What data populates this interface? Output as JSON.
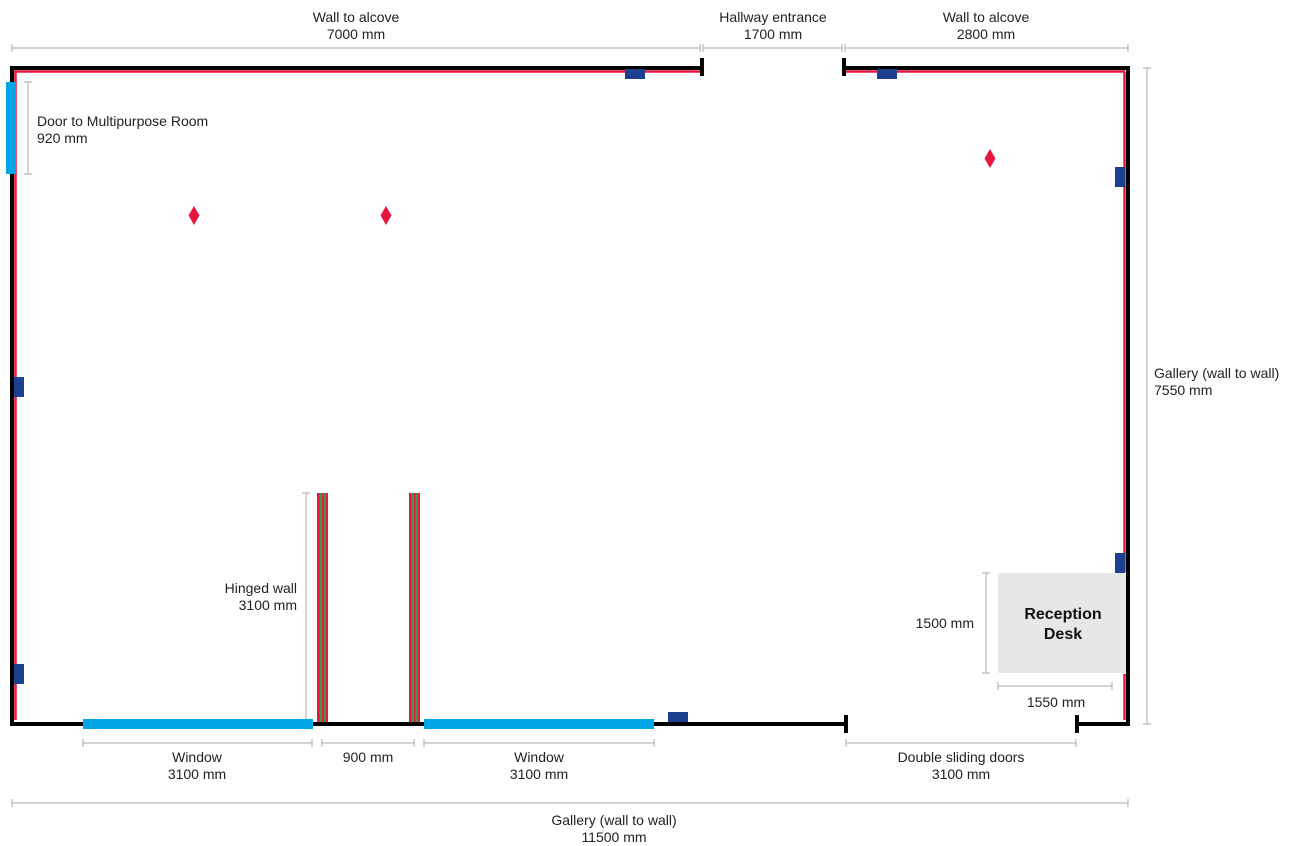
{
  "colors": {
    "wall": "#000000",
    "wall_lining": "#e5173f",
    "window": "#00a6e6",
    "power_outlet": "#1c3f8f",
    "hinged_wall_stripe_green": "#3a9a4a",
    "hinged_wall_stripe_red": "#e5173f",
    "reception_desk": "#e6e7e8",
    "dimension_line": "#999999",
    "light_marker": "#e5173f"
  },
  "dimensions": {
    "top_left": {
      "label": "Wall to alcove",
      "value": "7000 mm"
    },
    "top_mid": {
      "label": "Hallway entrance",
      "value": "1700 mm"
    },
    "top_right": {
      "label": "Wall to alcove",
      "value": "2800 mm"
    },
    "door": {
      "label": "Door to Multipurpose Room",
      "value": "920 mm"
    },
    "right_height": {
      "label": "Gallery (wall to wall)",
      "value": "7550 mm"
    },
    "hinged": {
      "label": "Hinged wall",
      "value": "3100 mm"
    },
    "desk_h": {
      "value": "1500 mm"
    },
    "desk_w": {
      "value": "1550 mm"
    },
    "window_left": {
      "label": "Window",
      "value": "3100 mm"
    },
    "gap": {
      "value": "900 mm"
    },
    "window_right": {
      "label": "Window",
      "value": "3100 mm"
    },
    "sliding": {
      "label": "Double sliding doors",
      "value": "3100 mm"
    },
    "bottom_total": {
      "label": "Gallery (wall to wall)",
      "value": "11500 mm"
    }
  },
  "reception_desk": {
    "line1": "Reception",
    "line2": "Desk"
  }
}
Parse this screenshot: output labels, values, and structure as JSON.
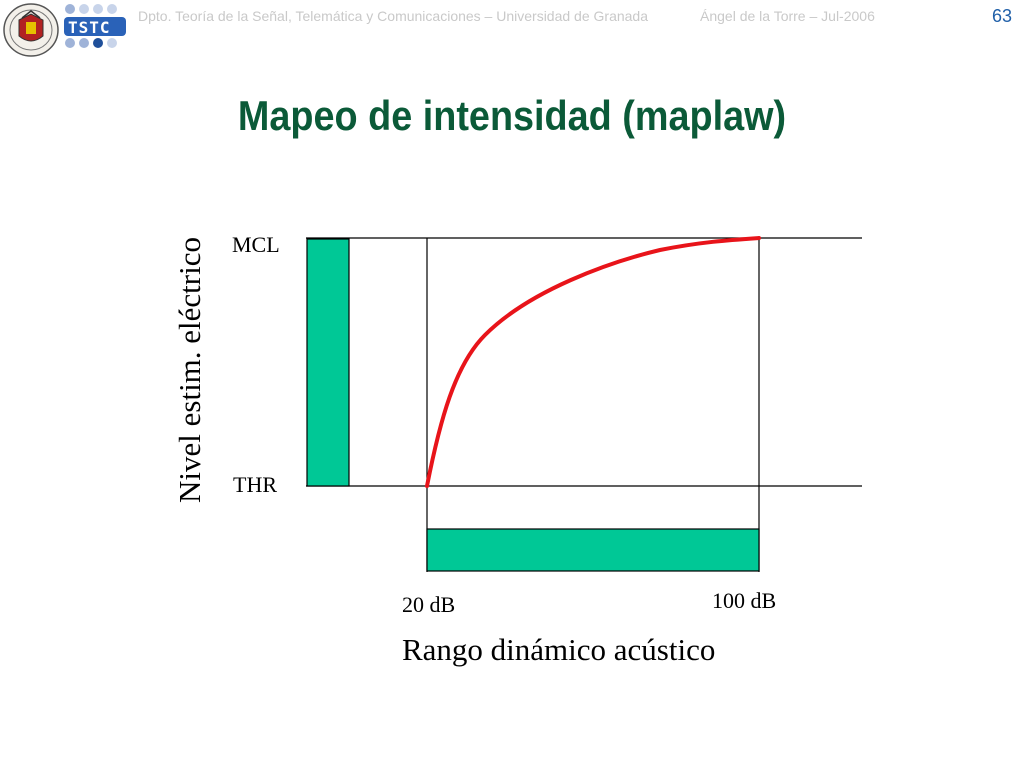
{
  "header": {
    "institution": "Dpto. Teoría de la Señal, Telemática y Comunicaciones – Universidad de Granada",
    "author": "Ángel de la Torre – Jul-2006",
    "page_number": "63",
    "logo_text": "TSTC"
  },
  "title": "Mapeo de intensidad (maplaw)",
  "diagram": {
    "y_axis_label": "Nivel estim. eléctrico",
    "mcl_label": "MCL",
    "thr_label": "THR",
    "x_start_label": "20 dB",
    "x_end_label": "100 dB",
    "x_axis_label": "Rango dinámico acústico",
    "colors": {
      "bar": "#00c896",
      "curve": "#e8141a",
      "line": "#000000"
    }
  }
}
•••••
#### [Written request]
Quote the material exactly. Pictures stay out.

#### [Expected answer]
What data populates this interface? Output as JSON.
{
  "colors": {
    "wall": "#000000",
    "wall_lining": "#e5173f",
    "window": "#00a6e6",
    "power_outlet": "#1c3f8f",
    "hinged_wall_stripe_green": "#3a9a4a",
    "hinged_wall_stripe_red": "#e5173f",
    "reception_desk": "#e6e7e8",
    "dimension_line": "#999999",
    "light_marker": "#e5173f"
  },
  "dimensions": {
    "top_left": {
      "label": "Wall to alcove",
      "value": "7000 mm"
    },
    "top_mid": {
      "label": "Hallway entrance",
      "value": "1700 mm"
    },
    "top_right": {
      "label": "Wall to alcove",
      "value": "2800 mm"
    },
    "door": {
      "label": "Door to Multipurpose Room",
      "value": "920 mm"
    },
    "right_height": {
      "label": "Gallery (wall to wall)",
      "value": "7550 mm"
    },
    "hinged": {
      "label": "Hinged wall",
      "value": "3100 mm"
    },
    "desk_h": {
      "value": "1500 mm"
    },
    "desk_w": {
      "value": "1550 mm"
    },
    "window_left": {
      "label": "Window",
      "value": "3100 mm"
    },
    "gap": {
      "value": "900 mm"
    },
    "window_right": {
      "label": "Window",
      "value": "3100 mm"
    },
    "sliding": {
      "label": "Double sliding doors",
      "value": "3100 mm"
    },
    "bottom_total": {
      "label": "Gallery (wall to wall)",
      "value": "11500 mm"
    }
  },
  "reception_desk": {
    "line1": "Reception",
    "line2": "Desk"
  }
}
Parse this screenshot: output labels, values, and structure as JSON.
{
  "header": {
    "institution": "Dpto. Teoría de la Señal, Telemática y Comunicaciones – Universidad de Granada",
    "author": "Ángel de la Torre – Jul-2006",
    "page_number": "63",
    "logo_text": "TSTC"
  },
  "title": "Mapeo de intensidad (maplaw)",
  "diagram": {
    "y_axis_label": "Nivel estim. eléctrico",
    "mcl_label": "MCL",
    "thr_label": "THR",
    "x_start_label": "20 dB",
    "x_end_label": "100 dB",
    "x_axis_label": "Rango dinámico acústico",
    "colors": {
      "bar": "#00c896",
      "curve": "#e8141a",
      "line": "#000000"
    }
  }
}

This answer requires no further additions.